TASK TO CARRY OUT => The complete listing should be restated exactly.
>>>>>
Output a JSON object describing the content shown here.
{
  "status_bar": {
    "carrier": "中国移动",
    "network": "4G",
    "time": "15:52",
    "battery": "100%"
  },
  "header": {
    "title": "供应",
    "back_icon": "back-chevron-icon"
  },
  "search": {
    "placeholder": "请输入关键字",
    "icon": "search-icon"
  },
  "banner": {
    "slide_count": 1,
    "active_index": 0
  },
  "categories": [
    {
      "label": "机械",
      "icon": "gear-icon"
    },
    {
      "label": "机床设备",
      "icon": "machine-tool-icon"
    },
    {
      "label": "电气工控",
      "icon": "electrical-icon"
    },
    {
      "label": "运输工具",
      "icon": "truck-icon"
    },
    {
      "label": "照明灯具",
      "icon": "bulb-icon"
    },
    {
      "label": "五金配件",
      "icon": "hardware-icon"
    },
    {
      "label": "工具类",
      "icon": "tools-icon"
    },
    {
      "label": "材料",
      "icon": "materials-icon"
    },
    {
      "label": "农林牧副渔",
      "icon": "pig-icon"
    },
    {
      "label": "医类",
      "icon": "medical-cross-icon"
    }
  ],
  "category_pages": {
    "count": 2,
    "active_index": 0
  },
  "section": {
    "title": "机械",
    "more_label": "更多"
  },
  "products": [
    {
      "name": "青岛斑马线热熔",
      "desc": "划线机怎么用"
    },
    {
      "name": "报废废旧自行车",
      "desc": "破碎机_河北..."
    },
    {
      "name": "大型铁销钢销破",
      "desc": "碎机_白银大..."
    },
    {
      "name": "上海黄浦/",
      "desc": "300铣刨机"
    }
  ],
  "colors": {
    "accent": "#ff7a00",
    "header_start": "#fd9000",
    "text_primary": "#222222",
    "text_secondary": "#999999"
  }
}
<<<<<
FINISHED TASK =>
Output a JSON object describing the content shown here.
{
  "status_bar": {
    "carrier": "中国移动",
    "network": "4G",
    "time": "15:52",
    "battery": "100%"
  },
  "header": {
    "title": "供应",
    "back_icon": "back-chevron-icon"
  },
  "search": {
    "placeholder": "请输入关键字",
    "icon": "search-icon"
  },
  "banner": {
    "slide_count": 1,
    "active_index": 0
  },
  "categories": [
    {
      "label": "机械",
      "icon": "gear-icon"
    },
    {
      "label": "机床设备",
      "icon": "machine-tool-icon"
    },
    {
      "label": "电气工控",
      "icon": "electrical-icon"
    },
    {
      "label": "运输工具",
      "icon": "truck-icon"
    },
    {
      "label": "照明灯具",
      "icon": "bulb-icon"
    },
    {
      "label": "五金配件",
      "icon": "hardware-icon"
    },
    {
      "label": "工具类",
      "icon": "tools-icon"
    },
    {
      "label": "材料",
      "icon": "materials-icon"
    },
    {
      "label": "农林牧副渔",
      "icon": "pig-icon"
    },
    {
      "label": "医类",
      "icon": "medical-cross-icon"
    }
  ],
  "category_pages": {
    "count": 2,
    "active_index": 0
  },
  "section": {
    "title": "机械",
    "more_label": "更多"
  },
  "products": [
    {
      "name": "青岛斑马线热熔",
      "desc": "划线机怎么用"
    },
    {
      "name": "报废废旧自行车",
      "desc": "破碎机_河北..."
    },
    {
      "name": "大型铁销钢销破",
      "desc": "碎机_白银大..."
    },
    {
      "name": "上海黄浦/",
      "desc": "300铣刨机"
    }
  ],
  "colors": {
    "accent": "#ff7a00",
    "header_start": "#fd9000",
    "text_primary": "#222222",
    "text_secondary": "#999999"
  }
}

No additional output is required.